THE REQUEST.
Each entry here needs to be set down again exactly, please; pictures are left out.

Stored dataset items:
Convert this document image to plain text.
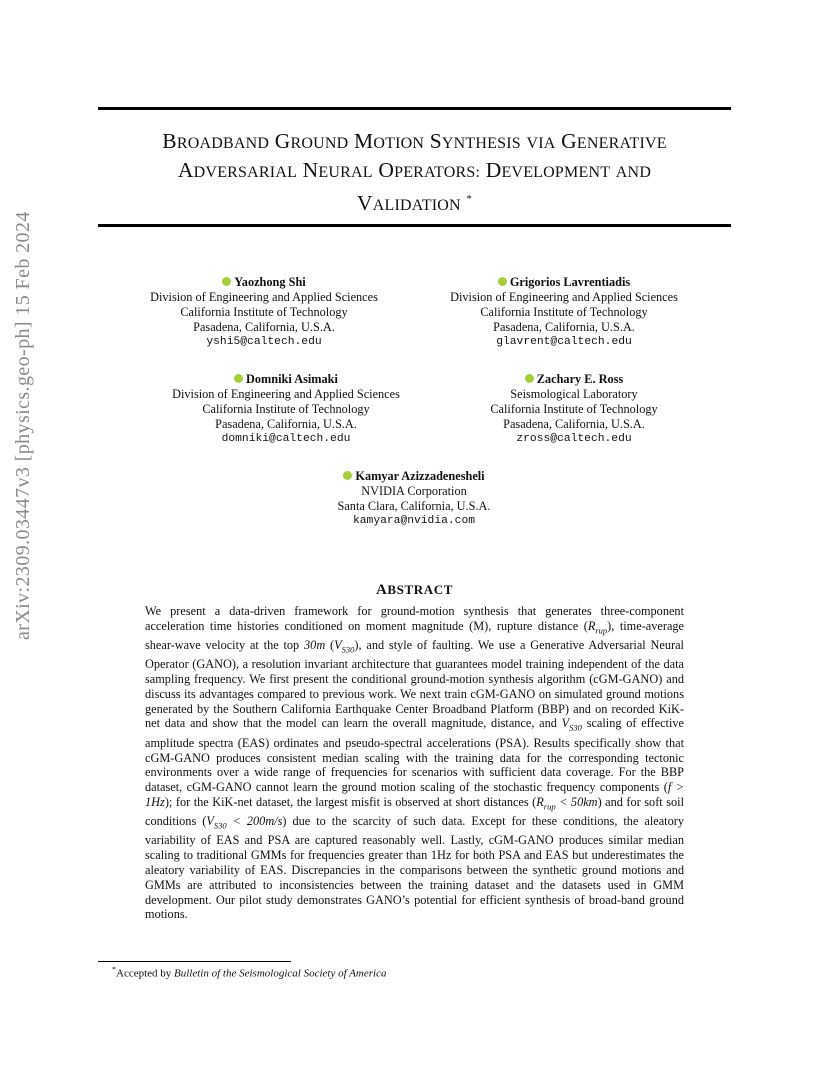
arXiv:2309.03447v3 [physics.geo-ph] 15 Feb 2024
BROADBAND GROUND MOTION SYNTHESIS VIA GENERATIVE
ADVERSARIAL NEURAL OPERATORS: DEVELOPMENT AND
VALIDATION *
Yaozhong Shi
Division of Engineering and Applied Sciences
California Institute of Technology
Pasadena, California, U.S.A.
yshi5@caltech.edu
Grigorios Lavrentiadis
Division of Engineering and Applied Sciences
California Institute of Technology
Pasadena, California, U.S.A.
glavrent@caltech.edu
Domniki Asimaki
Division of Engineering and Applied Sciences
California Institute of Technology
Pasadena, California, U.S.A.
domniki@caltech.edu
Zachary E. Ross
Seismological Laboratory
California Institute of Technology
Pasadena, California, U.S.A.
zross@caltech.edu
Kamyar Azizzadenesheli
NVIDIA Corporation
Santa Clara, California, U.S.A.
kamyara@nvidia.com
ABSTRACT

We present a data-driven framework for ground-motion synthesis that generates three-component acceleration time histories conditioned on moment magnitude (M), rupture distance $(R_{rup})$, time-average shear-wave velocity at the top 30m $(V_{S30})$, and style of faulting. We use a Generative Adversarial Neural Operator (GANO), a resolution invariant architecture that guarantees model training independent of the data sampling frequency. We first present the conditional ground-motion synthesis algorithm (cGM-GANO) and discuss its advantages compared to previous work. We next train cGM-GANO on simulated ground motions generated by the Southern California Earthquake Center Broadband Platform (BBP) and on recorded KiK-net data and show that the model can learn the overall magnitude, distance, and $V_{S30}$ scaling of effective amplitude spectra (EAS) ordinates and pseudo-spectral accelerations (PSA). Results specifically show that cGM-GANO produces consistent median scaling with the training data for the corresponding tectonic environments over a wide range of frequencies for scenarios with sufficient data coverage. For the BBP dataset, cGM-GANO cannot learn the ground motion scaling of the stochastic frequency components (f > 1Hz); for the KiK-net dataset, the largest misfit is observed at short distances $(R_{rup} < 50km)$ and for soft soil conditions $(V_{S30} < 200m/s)$ due to the scarcity of such data. Except for these conditions, the aleatory variability of EAS and PSA are captured reasonably well. Lastly, cGM-GANO produces similar median scaling to traditional GMMs for frequencies greater than 1Hz for both PSA and EAS but underestimates the aleatory variability of EAS. Discrepancies in the comparisons between the synthetic ground motions and GMMs are attributed to inconsistencies between the training dataset and the datasets used in GMM development. Our pilot study demonstrates GANO’s potential for efficient synthesis of broad-band ground motions.

*Accepted by Bulletin of the Seismological Society of America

ANSWER FOR THE TASK.
Convert this document image to plain text.
arXiv:2309.03447v3 [physics.geo-ph] 15 Feb 2024
BROADBAND GROUND MOTION SYNTHESIS VIA GENERATIVE
ADVERSARIAL NEURAL OPERATORS: DEVELOPMENT AND
VALIDATION *
Yaozhong Shi
Division of Engineering and Applied Sciences
California Institute of Technology
Pasadena, California, U.S.A.
yshi5@caltech.edu
Grigorios Lavrentiadis
Division of Engineering and Applied Sciences
California Institute of Technology
Pasadena, California, U.S.A.
glavrent@caltech.edu
Domniki Asimaki
Division of Engineering and Applied Sciences
California Institute of Technology
Pasadena, California, U.S.A.
domniki@caltech.edu
Zachary E. Ross
Seismological Laboratory
California Institute of Technology
Pasadena, California, U.S.A.
zross@caltech.edu
Kamyar Azizzadenesheli
NVIDIA Corporation
Santa Clara, California, U.S.A.
kamyara@nvidia.com
ABSTRACT

We present a data-driven framework for ground-motion synthesis that generates three-component acceleration time histories conditioned on moment magnitude (M), rupture distance $(R_{rup})$, time-average shear-wave velocity at the top 30m $(V_{S30})$, and style of faulting. We use a Generative Adversarial Neural Operator (GANO), a resolution invariant architecture that guarantees model training independent of the data sampling frequency. We first present the conditional ground-motion synthesis algorithm (cGM-GANO) and discuss its advantages compared to previous work. We next train cGM-GANO on simulated ground motions generated by the Southern California Earthquake Center Broadband Platform (BBP) and on recorded KiK-net data and show that the model can learn the overall magnitude, distance, and $V_{S30}$ scaling of effective amplitude spectra (EAS) ordinates and pseudo-spectral accelerations (PSA). Results specifically show that cGM-GANO produces consistent median scaling with the training data for the corresponding tectonic environments over a wide range of frequencies for scenarios with sufficient data coverage. For the BBP dataset, cGM-GANO cannot learn the ground motion scaling of the stochastic frequency components (f > 1Hz); for the KiK-net dataset, the largest misfit is observed at short distances $(R_{rup} < 50km)$ and for soft soil conditions $(V_{S30} < 200m/s)$ due to the scarcity of such data. Except for these conditions, the aleatory variability of EAS and PSA are captured reasonably well. Lastly, cGM-GANO produces similar median scaling to traditional GMMs for frequencies greater than 1Hz for both PSA and EAS but underestimates the aleatory variability of EAS. Discrepancies in the comparisons between the synthetic ground motions and GMMs are attributed to inconsistencies between the training dataset and the datasets used in GMM development. Our pilot study demonstrates GANO’s potential for efficient synthesis of broad-band ground motions.

*Accepted by Bulletin of the Seismological Society of America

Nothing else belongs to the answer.